TASKS AND EXERCISES:
a) Answer these about the Green Album text, one per line: (i) Which studios are listed for the recording? (ii) Who played bass in Zinc? (iii) Which synthesizer heavily inspired the songs?
b) Can you carry on the Green Album text from its last sentence?

====== READING TEXT

Studio album by Eddie Jobson
- Released: 8 August 1983
- Recorded: 1982–83
- Studio: Kingdom Sound Minot Sound
- Genre: Synthpop, progressive rock, electronic
- Length: 46:21
- Label: Capitol/EMI
- Producer: Eddie Jobson

Eddie Jobson chronology
|  | The Green Album (1983) | Theme of Secrets (1985) |

Singles from The Green Album
- "Turn It Over" Released: 1983;

= The Green Album (Eddie Jobson album) =

The Green Album is the debut album by English rock musician Eddie Jobson, released by Capitol Records in 1983. It is officially credited to Eddie Jobson and Zinc, Zinc being identified in press releases as a backing band consisting of Michael Cuneo (guitars), Jerry Watts (bass), and Michael Barsimanto (drums); however, none of the members of Zinc played on more than half the songs on the album, and only four tracks feature the entire group. Because of this, The Green Album is widely regarded as an Eddie Jobson solo album, similarly to how Runt is considered a Todd Rundgren solo album despite being credited to Runt.

Jobson, a former member of Roxy Music, had also previously played with Curved Air, Frank Zappa, U.K., and Jethro Tull. The album contains Jobson's first (and only) lead vocal performances. It also features ex-Gentle Giant guitarist Gary Green on some tracks. The album features a mostly synthesizer based synthpop / progressive rock sound and is a concept album of sorts, with the lyrics centring on a somewhat Orwellian dystopian future where everything is tinted green. The songs were heavily inspired by the Yamaha CS-80 synthesizer.

============
====== LISTED RECORDS

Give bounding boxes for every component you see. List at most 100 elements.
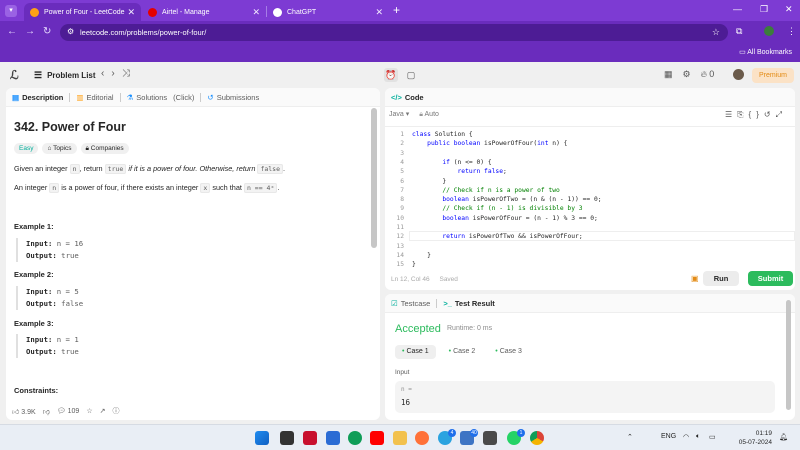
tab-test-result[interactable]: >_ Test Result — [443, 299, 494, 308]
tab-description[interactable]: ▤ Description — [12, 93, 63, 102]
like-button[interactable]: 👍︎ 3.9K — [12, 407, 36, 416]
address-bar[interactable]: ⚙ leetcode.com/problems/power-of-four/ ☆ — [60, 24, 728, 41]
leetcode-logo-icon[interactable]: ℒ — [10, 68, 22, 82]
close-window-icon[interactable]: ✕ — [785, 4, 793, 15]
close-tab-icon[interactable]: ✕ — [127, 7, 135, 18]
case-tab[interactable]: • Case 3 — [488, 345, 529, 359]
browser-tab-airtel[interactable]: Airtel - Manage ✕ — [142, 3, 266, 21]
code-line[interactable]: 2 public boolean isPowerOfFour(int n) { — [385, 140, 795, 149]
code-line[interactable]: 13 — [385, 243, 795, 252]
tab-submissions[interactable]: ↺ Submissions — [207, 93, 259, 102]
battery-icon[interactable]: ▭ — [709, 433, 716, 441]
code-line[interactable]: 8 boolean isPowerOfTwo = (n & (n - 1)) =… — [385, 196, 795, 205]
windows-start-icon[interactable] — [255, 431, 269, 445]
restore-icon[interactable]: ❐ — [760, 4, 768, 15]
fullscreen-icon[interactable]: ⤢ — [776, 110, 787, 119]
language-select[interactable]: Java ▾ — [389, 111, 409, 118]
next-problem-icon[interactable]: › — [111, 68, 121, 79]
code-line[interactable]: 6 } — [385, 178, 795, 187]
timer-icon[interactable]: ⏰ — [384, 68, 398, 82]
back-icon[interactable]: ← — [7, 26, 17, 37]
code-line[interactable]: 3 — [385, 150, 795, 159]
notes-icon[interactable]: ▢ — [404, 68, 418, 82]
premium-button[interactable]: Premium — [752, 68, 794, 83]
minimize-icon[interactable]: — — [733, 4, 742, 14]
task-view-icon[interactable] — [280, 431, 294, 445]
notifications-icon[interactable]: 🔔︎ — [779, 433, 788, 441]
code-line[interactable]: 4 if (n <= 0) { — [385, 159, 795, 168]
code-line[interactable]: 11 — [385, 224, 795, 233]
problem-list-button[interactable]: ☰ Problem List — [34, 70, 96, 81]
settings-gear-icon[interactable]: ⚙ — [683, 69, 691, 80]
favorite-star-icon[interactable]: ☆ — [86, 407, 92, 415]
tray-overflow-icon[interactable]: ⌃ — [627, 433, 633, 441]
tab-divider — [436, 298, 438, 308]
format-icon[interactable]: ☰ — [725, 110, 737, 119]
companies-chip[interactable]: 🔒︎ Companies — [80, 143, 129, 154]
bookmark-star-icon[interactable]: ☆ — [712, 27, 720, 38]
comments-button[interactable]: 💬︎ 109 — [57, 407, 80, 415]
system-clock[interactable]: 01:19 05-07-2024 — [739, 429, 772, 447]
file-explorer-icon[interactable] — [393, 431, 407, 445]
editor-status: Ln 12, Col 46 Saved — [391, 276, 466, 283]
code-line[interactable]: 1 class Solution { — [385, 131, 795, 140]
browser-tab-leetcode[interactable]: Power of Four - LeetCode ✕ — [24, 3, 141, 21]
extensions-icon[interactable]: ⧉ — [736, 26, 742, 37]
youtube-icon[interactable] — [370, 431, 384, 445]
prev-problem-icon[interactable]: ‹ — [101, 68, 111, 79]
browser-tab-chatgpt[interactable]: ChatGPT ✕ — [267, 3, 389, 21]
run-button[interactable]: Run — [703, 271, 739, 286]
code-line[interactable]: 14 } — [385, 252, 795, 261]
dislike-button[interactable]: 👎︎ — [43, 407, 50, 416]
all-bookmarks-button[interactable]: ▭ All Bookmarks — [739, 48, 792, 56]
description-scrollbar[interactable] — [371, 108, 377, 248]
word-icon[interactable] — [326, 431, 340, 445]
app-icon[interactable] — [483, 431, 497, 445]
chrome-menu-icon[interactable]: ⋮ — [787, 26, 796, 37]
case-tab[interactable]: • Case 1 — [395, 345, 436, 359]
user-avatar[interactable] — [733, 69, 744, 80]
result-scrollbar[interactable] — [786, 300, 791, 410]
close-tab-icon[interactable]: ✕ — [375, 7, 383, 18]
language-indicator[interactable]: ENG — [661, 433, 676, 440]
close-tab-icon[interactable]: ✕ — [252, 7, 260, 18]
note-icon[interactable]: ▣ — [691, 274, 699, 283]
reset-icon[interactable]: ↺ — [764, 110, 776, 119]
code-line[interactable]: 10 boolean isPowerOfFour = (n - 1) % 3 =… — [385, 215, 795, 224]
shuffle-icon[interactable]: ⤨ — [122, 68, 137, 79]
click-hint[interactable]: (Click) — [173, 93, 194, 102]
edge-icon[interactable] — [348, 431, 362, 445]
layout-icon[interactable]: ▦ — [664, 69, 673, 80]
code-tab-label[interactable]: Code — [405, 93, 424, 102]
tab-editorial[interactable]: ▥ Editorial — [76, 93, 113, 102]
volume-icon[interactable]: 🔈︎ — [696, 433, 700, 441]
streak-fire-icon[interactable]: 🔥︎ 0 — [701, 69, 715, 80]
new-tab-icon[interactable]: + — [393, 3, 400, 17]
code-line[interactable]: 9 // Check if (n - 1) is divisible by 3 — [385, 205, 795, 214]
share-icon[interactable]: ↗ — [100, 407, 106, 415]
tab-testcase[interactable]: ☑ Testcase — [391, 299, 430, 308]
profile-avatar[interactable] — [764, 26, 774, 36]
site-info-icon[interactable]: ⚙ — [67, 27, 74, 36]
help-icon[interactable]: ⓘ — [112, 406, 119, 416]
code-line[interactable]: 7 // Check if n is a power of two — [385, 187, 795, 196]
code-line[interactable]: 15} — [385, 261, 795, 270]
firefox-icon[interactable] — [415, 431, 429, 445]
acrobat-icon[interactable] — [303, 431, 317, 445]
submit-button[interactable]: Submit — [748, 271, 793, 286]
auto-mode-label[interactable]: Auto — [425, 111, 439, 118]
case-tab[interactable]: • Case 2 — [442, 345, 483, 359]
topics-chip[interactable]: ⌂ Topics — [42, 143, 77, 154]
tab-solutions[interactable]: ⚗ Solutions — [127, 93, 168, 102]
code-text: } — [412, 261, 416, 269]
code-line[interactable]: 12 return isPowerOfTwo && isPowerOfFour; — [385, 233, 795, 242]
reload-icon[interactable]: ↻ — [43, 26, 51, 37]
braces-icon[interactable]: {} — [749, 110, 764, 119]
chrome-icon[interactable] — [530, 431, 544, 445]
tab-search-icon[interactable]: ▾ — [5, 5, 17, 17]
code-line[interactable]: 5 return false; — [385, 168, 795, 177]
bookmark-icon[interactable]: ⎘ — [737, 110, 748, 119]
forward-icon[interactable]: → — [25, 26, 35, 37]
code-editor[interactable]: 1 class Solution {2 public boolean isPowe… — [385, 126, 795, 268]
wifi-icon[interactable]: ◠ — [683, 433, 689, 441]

============
====== LISTED RECORDS

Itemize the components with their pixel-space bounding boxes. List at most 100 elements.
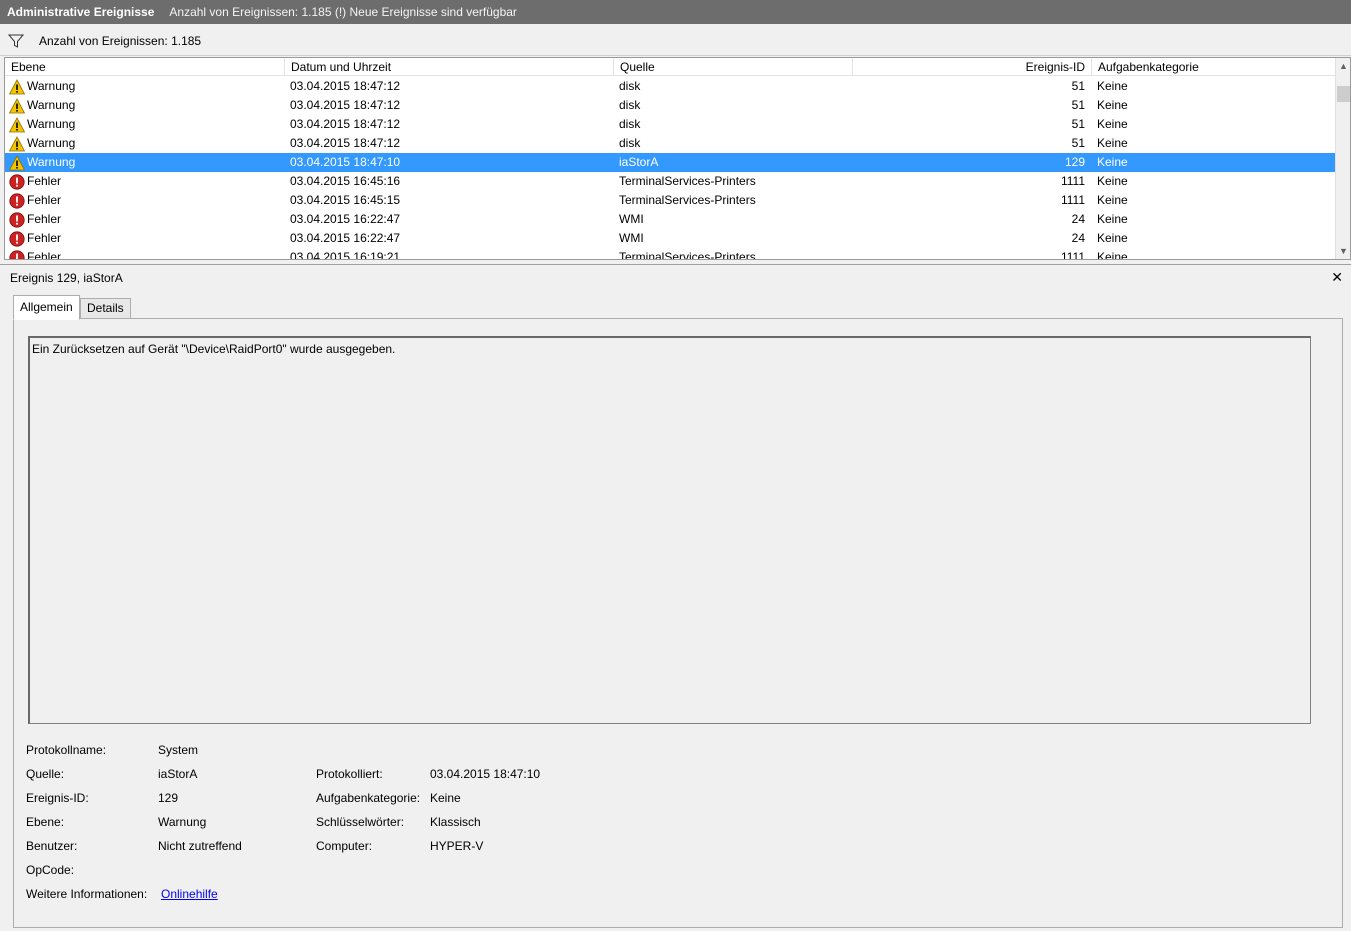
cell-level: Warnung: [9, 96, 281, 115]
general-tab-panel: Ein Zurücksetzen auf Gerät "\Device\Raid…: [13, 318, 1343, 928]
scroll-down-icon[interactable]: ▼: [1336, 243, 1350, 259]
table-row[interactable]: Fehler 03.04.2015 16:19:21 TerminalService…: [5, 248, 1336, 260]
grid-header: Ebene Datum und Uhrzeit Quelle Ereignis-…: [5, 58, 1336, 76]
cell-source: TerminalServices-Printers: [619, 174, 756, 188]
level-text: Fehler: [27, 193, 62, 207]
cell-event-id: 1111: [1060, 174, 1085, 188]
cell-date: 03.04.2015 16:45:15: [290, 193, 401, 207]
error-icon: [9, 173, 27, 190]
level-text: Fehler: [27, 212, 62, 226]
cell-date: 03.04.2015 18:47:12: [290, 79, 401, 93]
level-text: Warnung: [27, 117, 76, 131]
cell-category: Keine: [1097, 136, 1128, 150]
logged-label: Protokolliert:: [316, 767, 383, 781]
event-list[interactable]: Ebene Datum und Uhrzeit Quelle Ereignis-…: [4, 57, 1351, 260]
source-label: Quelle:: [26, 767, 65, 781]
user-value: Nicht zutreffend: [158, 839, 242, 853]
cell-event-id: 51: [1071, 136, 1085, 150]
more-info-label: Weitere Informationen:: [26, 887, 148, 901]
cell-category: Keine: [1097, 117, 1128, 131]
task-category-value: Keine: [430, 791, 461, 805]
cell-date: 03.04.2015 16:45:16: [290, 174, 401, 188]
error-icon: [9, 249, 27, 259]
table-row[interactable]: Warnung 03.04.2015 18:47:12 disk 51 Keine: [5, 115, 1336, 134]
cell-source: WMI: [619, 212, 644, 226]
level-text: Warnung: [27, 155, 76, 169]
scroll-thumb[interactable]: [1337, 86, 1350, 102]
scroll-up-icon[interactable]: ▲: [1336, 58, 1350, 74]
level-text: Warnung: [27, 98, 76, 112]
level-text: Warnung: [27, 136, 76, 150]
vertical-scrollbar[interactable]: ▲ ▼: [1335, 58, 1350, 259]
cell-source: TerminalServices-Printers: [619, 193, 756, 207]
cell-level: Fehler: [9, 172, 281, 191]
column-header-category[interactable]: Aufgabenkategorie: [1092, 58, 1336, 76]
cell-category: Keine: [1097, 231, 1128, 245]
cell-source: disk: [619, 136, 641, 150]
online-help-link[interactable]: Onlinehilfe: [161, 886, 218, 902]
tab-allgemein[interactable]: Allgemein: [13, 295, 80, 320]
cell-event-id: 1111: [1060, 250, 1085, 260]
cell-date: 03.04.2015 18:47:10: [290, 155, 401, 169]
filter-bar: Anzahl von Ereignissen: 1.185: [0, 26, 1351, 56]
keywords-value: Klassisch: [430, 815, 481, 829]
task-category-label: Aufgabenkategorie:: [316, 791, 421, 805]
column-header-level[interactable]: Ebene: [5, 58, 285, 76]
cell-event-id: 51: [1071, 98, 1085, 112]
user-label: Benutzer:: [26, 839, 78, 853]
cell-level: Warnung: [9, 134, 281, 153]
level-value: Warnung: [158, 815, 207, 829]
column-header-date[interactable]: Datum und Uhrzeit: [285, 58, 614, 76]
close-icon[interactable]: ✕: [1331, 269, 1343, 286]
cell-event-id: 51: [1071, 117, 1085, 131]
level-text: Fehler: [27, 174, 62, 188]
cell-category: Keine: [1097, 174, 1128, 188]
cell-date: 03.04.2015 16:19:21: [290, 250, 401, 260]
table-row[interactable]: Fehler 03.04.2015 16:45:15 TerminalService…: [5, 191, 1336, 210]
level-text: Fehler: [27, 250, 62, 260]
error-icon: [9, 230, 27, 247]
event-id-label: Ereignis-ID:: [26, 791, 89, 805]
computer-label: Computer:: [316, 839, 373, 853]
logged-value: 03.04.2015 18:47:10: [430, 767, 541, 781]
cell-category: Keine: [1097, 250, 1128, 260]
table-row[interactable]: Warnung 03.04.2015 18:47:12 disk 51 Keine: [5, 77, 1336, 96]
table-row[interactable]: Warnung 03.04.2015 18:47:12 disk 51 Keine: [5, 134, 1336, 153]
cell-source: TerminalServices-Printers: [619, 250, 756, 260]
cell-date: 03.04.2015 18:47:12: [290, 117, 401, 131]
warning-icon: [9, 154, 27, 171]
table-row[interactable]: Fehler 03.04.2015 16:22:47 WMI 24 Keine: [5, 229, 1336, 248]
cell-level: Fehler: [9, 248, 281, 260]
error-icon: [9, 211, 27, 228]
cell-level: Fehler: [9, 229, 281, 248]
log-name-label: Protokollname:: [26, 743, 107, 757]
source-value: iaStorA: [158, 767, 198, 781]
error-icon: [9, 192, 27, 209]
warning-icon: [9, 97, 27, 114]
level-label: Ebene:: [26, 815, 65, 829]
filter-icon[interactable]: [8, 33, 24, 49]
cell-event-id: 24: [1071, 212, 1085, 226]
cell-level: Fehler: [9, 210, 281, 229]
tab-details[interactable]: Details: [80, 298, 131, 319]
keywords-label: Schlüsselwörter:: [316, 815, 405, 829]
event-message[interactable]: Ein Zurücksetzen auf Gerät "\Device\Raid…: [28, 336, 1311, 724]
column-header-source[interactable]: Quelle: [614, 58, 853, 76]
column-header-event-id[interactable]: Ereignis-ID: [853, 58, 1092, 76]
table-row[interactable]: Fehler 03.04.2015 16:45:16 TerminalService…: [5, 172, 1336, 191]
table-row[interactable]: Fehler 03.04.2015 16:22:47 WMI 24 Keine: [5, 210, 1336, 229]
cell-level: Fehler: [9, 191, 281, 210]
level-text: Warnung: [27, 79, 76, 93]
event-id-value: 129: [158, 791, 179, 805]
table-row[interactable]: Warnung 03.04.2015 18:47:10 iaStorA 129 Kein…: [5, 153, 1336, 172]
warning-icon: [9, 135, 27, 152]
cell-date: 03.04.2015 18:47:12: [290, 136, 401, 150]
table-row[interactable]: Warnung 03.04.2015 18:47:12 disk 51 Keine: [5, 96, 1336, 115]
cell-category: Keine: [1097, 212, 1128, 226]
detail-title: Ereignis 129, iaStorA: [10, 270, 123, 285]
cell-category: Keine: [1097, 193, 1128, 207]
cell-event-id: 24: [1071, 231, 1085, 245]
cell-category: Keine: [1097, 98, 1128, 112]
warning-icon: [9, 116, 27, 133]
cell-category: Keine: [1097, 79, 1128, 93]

============

THE ANSWERS:
a)
(i) Kingdom Sound and Minot Sound
(ii) Jerry Watts
(iii) The Yamaha CS-80

b)
Demo versions of "Resident", "Easy for You to Say", "Listen to Reason" and "Green Face" have been leaked to the public. "Nostalgia" and "Walking from Pastel" were included (in different arrangements) in UK's last tour and have also appeared on bootlegs.

==Release and promotion==
A videoclip for the single "Turn it Over" was recorded. The bass on the videoclip was mimed by bassist Doug Lunn, who doesn't actually play on the album.

The album was first re-released on CD in 1992 by One Way Records. In 2014 it was re-issued in Japan in the Super Audio CD format.

==Reception==

Allmusic gave the album a mixed retrospective review, deeming it "an honest effort of when-prog rock-meets-synth pop", but criticizing the lyrics as uniformly poor. They commented that the album seems to run out of ideas in the second half, but were pleased with the first half, marking the tracks "Green Face" and "Resident" as "two of the best synth pop songs produced in that era."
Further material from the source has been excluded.